## The request
Find each line with the word "tylko" and say how many there are, nothing else.

#### Dataset excerpts

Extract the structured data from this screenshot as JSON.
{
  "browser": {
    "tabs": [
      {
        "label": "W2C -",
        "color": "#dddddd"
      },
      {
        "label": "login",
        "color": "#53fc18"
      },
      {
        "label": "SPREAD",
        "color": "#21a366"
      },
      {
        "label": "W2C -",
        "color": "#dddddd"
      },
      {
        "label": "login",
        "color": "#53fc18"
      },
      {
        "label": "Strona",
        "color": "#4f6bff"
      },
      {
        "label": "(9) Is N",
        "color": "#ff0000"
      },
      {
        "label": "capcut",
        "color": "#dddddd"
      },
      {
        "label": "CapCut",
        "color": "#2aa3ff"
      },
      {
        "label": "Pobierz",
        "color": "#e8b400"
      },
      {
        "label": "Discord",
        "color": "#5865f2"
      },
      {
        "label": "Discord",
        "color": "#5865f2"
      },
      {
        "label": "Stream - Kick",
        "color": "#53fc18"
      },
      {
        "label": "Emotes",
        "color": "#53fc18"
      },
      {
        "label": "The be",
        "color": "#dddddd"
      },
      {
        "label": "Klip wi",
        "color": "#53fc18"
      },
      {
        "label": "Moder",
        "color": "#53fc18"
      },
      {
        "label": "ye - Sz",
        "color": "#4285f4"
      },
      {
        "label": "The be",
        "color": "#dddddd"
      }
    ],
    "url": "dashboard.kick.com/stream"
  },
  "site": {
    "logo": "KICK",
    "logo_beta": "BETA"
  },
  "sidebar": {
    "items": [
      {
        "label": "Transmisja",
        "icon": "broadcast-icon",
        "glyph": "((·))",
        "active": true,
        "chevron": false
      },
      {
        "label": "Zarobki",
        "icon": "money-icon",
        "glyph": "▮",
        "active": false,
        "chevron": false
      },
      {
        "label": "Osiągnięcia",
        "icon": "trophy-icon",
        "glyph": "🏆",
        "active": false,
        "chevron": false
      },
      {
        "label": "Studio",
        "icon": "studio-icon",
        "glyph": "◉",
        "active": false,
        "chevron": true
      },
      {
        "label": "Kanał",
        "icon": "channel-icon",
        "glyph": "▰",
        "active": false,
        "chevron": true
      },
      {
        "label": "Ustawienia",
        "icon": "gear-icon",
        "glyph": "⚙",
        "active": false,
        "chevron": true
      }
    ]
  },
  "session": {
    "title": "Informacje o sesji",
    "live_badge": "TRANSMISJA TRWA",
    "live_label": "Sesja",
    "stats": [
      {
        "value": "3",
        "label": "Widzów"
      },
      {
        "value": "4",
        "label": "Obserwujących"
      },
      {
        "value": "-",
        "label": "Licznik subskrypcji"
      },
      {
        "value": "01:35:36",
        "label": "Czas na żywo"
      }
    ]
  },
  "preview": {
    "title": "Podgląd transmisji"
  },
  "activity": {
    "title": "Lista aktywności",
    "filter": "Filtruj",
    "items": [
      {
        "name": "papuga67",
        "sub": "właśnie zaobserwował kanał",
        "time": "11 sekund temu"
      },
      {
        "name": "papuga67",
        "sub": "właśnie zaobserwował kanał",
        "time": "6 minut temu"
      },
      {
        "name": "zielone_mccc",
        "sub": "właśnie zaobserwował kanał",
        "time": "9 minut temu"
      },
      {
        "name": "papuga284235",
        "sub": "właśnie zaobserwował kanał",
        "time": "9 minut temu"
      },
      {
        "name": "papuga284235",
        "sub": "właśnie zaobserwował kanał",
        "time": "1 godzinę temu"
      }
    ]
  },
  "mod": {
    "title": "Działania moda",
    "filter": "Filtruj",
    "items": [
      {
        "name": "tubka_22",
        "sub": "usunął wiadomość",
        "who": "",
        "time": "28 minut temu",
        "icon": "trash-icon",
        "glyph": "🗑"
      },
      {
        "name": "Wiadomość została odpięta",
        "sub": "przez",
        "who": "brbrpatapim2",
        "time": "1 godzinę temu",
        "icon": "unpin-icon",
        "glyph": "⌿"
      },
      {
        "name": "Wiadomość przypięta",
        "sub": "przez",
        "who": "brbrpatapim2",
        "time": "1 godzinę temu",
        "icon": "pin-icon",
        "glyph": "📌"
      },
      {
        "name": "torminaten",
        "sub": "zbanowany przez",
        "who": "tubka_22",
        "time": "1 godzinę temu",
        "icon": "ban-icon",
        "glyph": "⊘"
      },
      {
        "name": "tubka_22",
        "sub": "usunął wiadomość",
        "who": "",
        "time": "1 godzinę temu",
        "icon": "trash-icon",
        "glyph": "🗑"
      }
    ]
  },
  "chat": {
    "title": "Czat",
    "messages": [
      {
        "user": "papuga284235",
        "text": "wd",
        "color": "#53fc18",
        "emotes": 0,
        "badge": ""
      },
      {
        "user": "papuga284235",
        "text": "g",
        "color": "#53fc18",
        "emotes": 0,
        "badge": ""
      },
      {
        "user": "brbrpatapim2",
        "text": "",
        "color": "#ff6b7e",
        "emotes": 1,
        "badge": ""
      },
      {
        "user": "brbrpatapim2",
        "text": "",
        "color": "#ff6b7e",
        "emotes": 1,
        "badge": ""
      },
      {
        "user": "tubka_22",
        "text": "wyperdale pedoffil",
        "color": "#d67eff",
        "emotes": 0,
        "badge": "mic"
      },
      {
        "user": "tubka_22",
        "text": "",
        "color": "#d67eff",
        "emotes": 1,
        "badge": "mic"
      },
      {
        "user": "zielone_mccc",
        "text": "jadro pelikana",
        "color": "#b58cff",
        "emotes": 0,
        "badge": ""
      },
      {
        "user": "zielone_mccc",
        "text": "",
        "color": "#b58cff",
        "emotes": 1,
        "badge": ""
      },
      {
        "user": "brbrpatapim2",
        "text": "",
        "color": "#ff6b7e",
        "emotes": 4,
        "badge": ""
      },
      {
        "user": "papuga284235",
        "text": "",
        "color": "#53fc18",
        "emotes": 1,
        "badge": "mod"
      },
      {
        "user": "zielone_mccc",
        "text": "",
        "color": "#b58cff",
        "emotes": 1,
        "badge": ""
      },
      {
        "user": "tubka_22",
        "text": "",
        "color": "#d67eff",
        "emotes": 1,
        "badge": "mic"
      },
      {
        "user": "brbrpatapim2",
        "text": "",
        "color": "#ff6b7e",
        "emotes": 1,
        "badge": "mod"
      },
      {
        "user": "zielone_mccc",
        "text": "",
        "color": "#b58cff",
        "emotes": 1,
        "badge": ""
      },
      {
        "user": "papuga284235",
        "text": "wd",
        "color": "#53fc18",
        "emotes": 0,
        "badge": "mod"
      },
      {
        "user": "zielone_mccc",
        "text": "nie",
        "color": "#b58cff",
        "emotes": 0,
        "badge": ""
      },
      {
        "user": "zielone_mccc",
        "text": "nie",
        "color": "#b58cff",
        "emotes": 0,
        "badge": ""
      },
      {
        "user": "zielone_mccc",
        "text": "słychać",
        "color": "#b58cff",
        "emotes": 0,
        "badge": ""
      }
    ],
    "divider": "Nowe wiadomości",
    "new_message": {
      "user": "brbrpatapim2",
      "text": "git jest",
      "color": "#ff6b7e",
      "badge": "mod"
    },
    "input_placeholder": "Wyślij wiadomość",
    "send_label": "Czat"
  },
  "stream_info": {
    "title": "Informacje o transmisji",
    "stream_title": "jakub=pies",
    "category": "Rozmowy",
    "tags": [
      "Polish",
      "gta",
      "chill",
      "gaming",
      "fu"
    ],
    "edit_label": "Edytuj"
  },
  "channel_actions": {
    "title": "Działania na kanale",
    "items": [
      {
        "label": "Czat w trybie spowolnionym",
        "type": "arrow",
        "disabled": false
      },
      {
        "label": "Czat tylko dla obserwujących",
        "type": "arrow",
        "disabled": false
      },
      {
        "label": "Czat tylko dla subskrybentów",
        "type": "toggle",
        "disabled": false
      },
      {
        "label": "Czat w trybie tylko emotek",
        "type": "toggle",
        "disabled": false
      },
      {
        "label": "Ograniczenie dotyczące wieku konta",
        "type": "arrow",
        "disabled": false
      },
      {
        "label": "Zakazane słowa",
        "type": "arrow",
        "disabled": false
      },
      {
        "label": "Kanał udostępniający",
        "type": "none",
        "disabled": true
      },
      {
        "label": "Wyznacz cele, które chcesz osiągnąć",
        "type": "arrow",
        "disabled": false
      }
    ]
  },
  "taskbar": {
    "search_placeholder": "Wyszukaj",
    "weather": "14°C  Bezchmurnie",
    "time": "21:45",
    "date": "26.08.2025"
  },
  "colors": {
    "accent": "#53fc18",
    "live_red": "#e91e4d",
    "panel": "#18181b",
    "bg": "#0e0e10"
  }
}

########

## The result
3